• REQUIREMENT: Filter the records for lines holding the string "zgodnie".

• Entries from a dataset:
============

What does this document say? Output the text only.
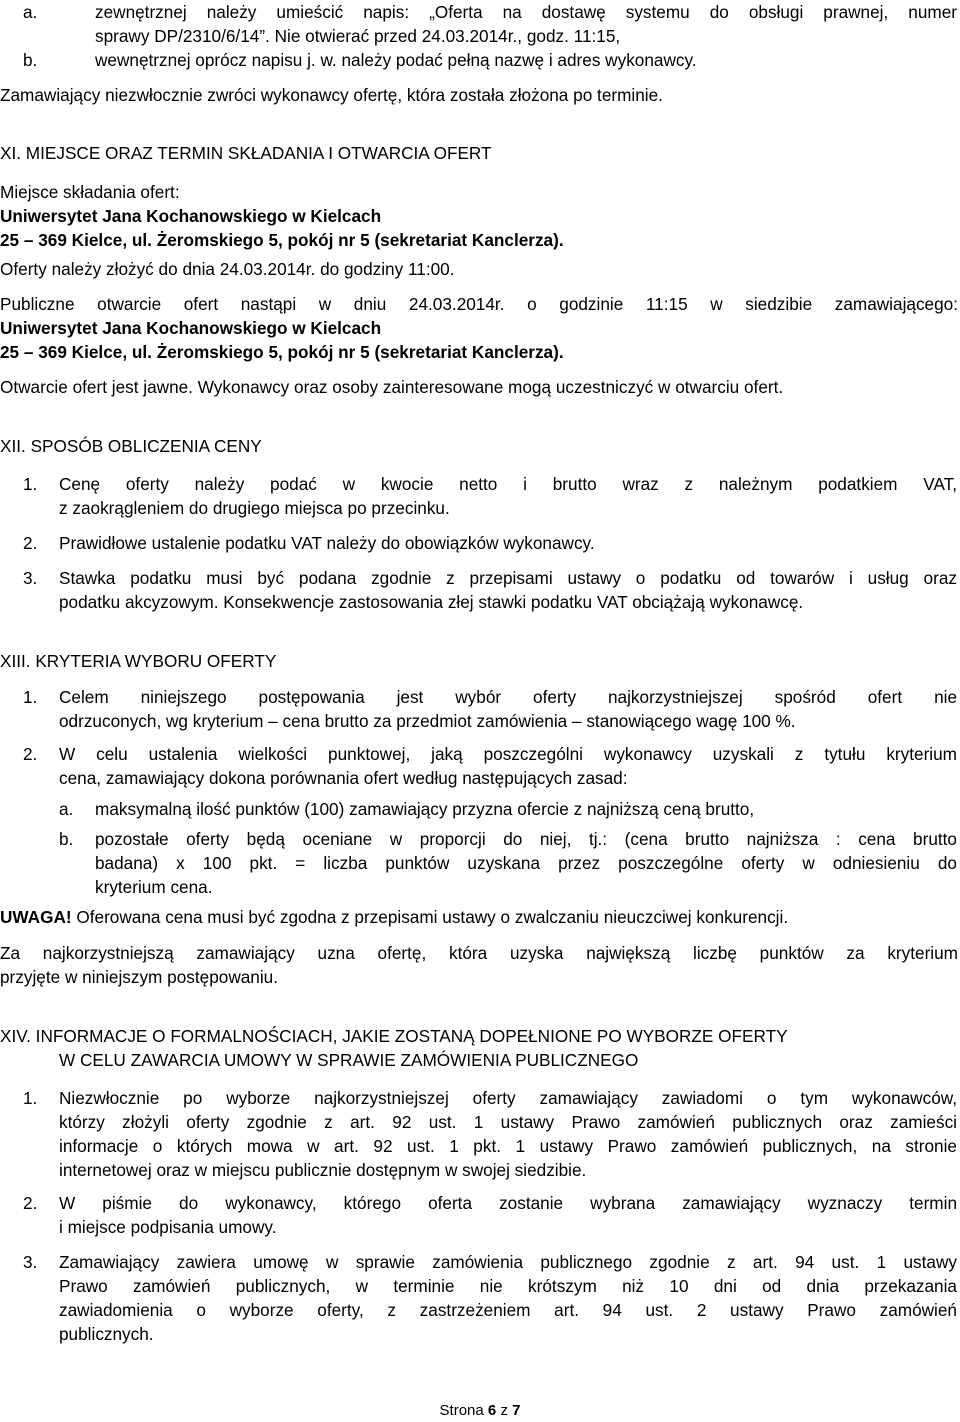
a.	zewnętrznej należy umieścić napis: „Oferta na dostawę systemu do obsługi prawnej, numer
sprawy DP/2310/6/14”. Nie otwierać przed 24.03.2014r., godz. 11:15,
b.	wewnętrznej oprócz napisu j. w. należy podać pełną nazwę i adres wykonawcy.
Zamawiający niezwłocznie zwróci wykonawcy ofertę, która została złożona po terminie.
XI. MIEJSCE ORAZ TERMIN SKŁADANIA I OTWARCIA OFERT
Miejsce składania ofert:
Uniwersytet Jana Kochanowskiego w Kielcach
25 – 369 Kielce, ul. Żeromskiego 5, pokój nr 5 (sekretariat Kanclerza).
Oferty należy złożyć do dnia 24.03.2014r. do godziny 11:00.
Publiczne otwarcie ofert nastąpi w dniu 24.03.2014r. o godzinie 11:15 w siedzibie zamawiającego:
Uniwersytet Jana Kochanowskiego w Kielcach
25 – 369 Kielce, ul. Żeromskiego 5, pokój nr 5 (sekretariat Kanclerza).
Otwarcie ofert jest jawne. Wykonawcy oraz osoby zainteresowane mogą uczestniczyć w otwarciu ofert.
XII. SPOSÓB OBLICZENIA CENY
1. Cenę oferty należy podać w kwocie netto i brutto wraz z należnym podatkiem VAT,
z zaokrągleniem do drugiego miejsca po przecinku.
2. Prawidłowe ustalenie podatku VAT należy do obowiązków wykonawcy.
3. Stawka podatku musi być podana zgodnie z przepisami ustawy o podatku od towarów i usług oraz
podatku akcyzowym. Konsekwencje zastosowania złej stawki podatku VAT obciążają wykonawcę.
XIII. KRYTERIA WYBORU OFERTY
1. Celem niniejszego postępowania jest wybór oferty najkorzystniejszej spośród ofert nie
odrzuconych, wg kryterium – cena brutto za przedmiot zamówienia – stanowiącego wagę 100 %.
2. W celu ustalenia wielkości punktowej, jaką poszczególni wykonawcy uzyskali z tytułu kryterium
cena, zamawiający dokona porównania ofert według następujących zasad:
a. maksymalną ilość punktów (100) zamawiający przyzna ofercie z najniższą ceną brutto,
b. pozostałe oferty będą oceniane w proporcji do niej, tj.: (cena brutto najniższa : cena brutto
badana) x 100 pkt. = liczba punktów uzyskana przez poszczególne oferty w odniesieniu do
kryterium cena.
UWAGA! Oferowana cena musi być zgodna z przepisami ustawy o zwalczaniu nieuczciwej konkurencji.
Za najkorzystniejszą zamawiający uzna ofertę, która uzyska największą liczbę punktów za kryterium
przyjęte w niniejszym postępowaniu.
XIV. INFORMACJE O FORMALNOŚCIACH, JAKIE ZOSTANĄ DOPEŁNIONE PO WYBORZE OFERTY
W CELU ZAWARCIA UMOWY W SPRAWIE ZAMÓWIENIA PUBLICZNEGO
1. Niezwłocznie po wyborze najkorzystniejszej oferty zamawiający zawiadomi o tym wykonawców,
którzy złożyli oferty zgodnie z art. 92 ust. 1 ustawy Prawo zamówień publicznych oraz zamieści
informacje o których mowa w art. 92 ust. 1 pkt. 1 ustawy Prawo zamówień publicznych, na stronie
internetowej oraz w miejscu publicznie dostępnym w swojej siedzibie.
2. W piśmie do wykonawcy, którego oferta zostanie wybrana zamawiający wyznaczy termin
i miejsce podpisania umowy.
3. Zamawiający zawiera umowę w sprawie zamówienia publicznego zgodnie z art. 94 ust. 1 ustawy
Prawo zamówień publicznych, w terminie nie krótszym niż 10 dni od dnia przekazania
zawiadomienia o wyborze oferty, z zastrzeżeniem art. 94 ust. 2 ustawy Prawo zamówień
publicznych.
Strona 6 z 7
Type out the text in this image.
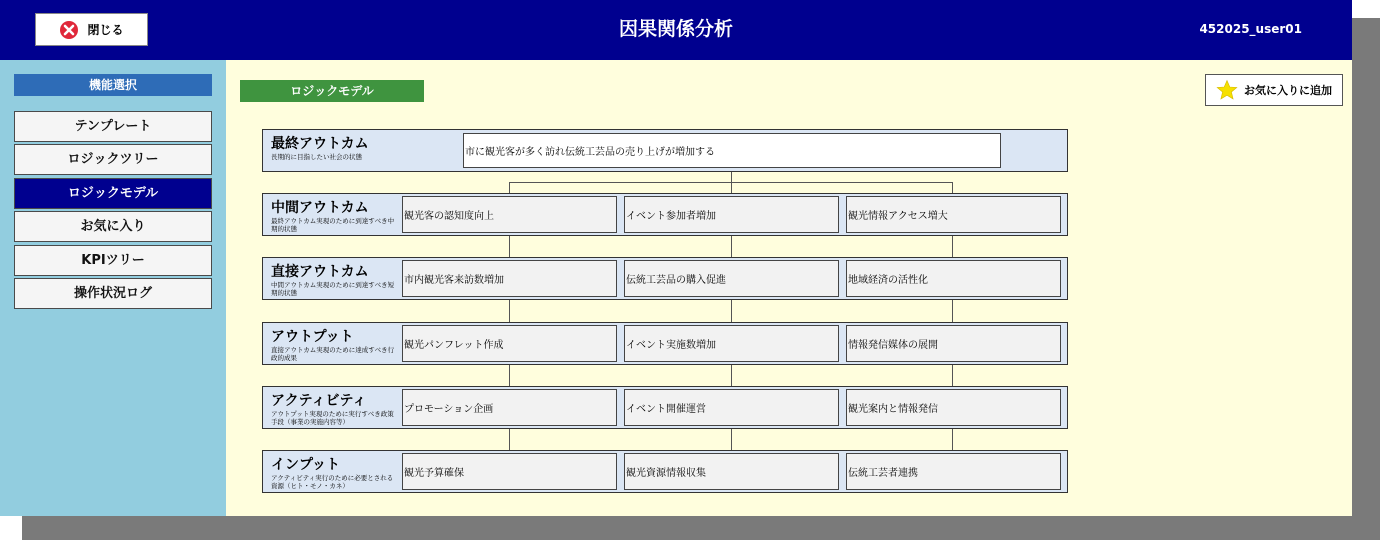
閉じる	因果関係分析	452025_user01
機能選択
テンプレート
ロジックツリー
ロジックモデル
お気に入り
KPIツリー
操作状況ログ
ロジックモデル	お気に入りに追加
最終アウトカム
長期的に目指したい社会の状態	市に観光客が多く訪れ伝統工芸品の売り上げが増加する
中間アウトカム
最終アウトカム実現のために到達すべき中期的状態
観光客の認知度向上	イベント参加者増加	観光情報アクセス増大
直接アウトカム
中間アウトカム実現のために到達すべき短期的状態
市内観光客来訪数増加	伝統工芸品の購入促進	地域経済の活性化
アウトプット
直接アウトカム実現のために達成すべき行政的成果
観光パンフレット作成	イベント実施数増加	情報発信媒体の展開
アクティビティ
アウトプット実現のために実行すべき政策手段（事業の実施内容等）
プロモーション企画	イベント開催運営	観光案内と情報発信
インプット
アクティビティ実行のために必要とされる資源（ヒト・モノ・カネ）
観光予算確保	観光資源情報収集	伝統工芸者連携
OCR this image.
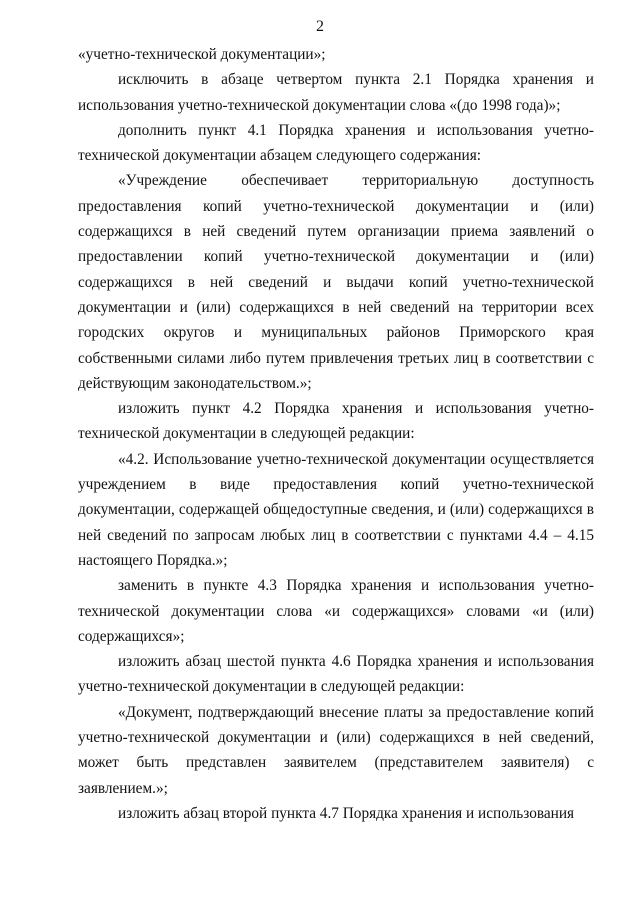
2

«учетно-технической документации»;

исключить в абзаце четвертом пункта 2.1 Порядка хранения и использования учетно-технической документации слова «(до 1998 года)»;

дополнить пункт 4.1 Порядка хранения и использования учетно-технической документации абзацем следующего содержания:

«Учреждение обеспечивает территориальную доступность предоставления копий учетно-технической документации и (или) содержащихся в ней сведений путем организации приема заявлений о предоставлении копий учетно-технической документации и (или) содержащихся в ней сведений и выдачи копий учетно-технической документации и (или) содержащихся в ней сведений на территории всех городских округов и муниципальных районов Приморского края собственными силами либо путем привлечения третьих лиц в соответствии с действующим законодательством.»;

изложить пункт 4.2 Порядка хранения и использования учетно-технической документации в следующей редакции:

«4.2. Использование учетно-технической документации осуществляется учреждением в виде предоставления копий учетно-технической документации, содержащей общедоступные сведения, и (или) содержащихся в ней сведений по запросам любых лиц в соответствии с пунктами 4.4 – 4.15 настоящего Порядка.»;

заменить в пункте 4.3 Порядка хранения и использования учетно-технической документации слова «и содержащихся» словами «и (или) содержащихся»;

изложить абзац шестой пункта 4.6 Порядка хранения и использования учетно-технической документации в следующей редакции:

«Документ, подтверждающий внесение платы за предоставление копий учетно-технической документации и (или) содержащихся в ней сведений, может быть представлен заявителем (представителем заявителя) с заявлением.»;

изложить абзац второй пункта 4.7 Порядка хранения и использования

============

• RESULT OF THIS TASK:
3. Stawka podatku musi być podana zgodnie z przepisami ustawy o podatku od towarów i usług oraz
którzy złożyli oferty zgodnie z art. 92 ust. 1 ustawy Prawo zamówień publicznych oraz zamieści
3. Zamawiający zawiera umowę w sprawie zamówienia publicznego zgodnie z art. 94 ust. 1 ustawy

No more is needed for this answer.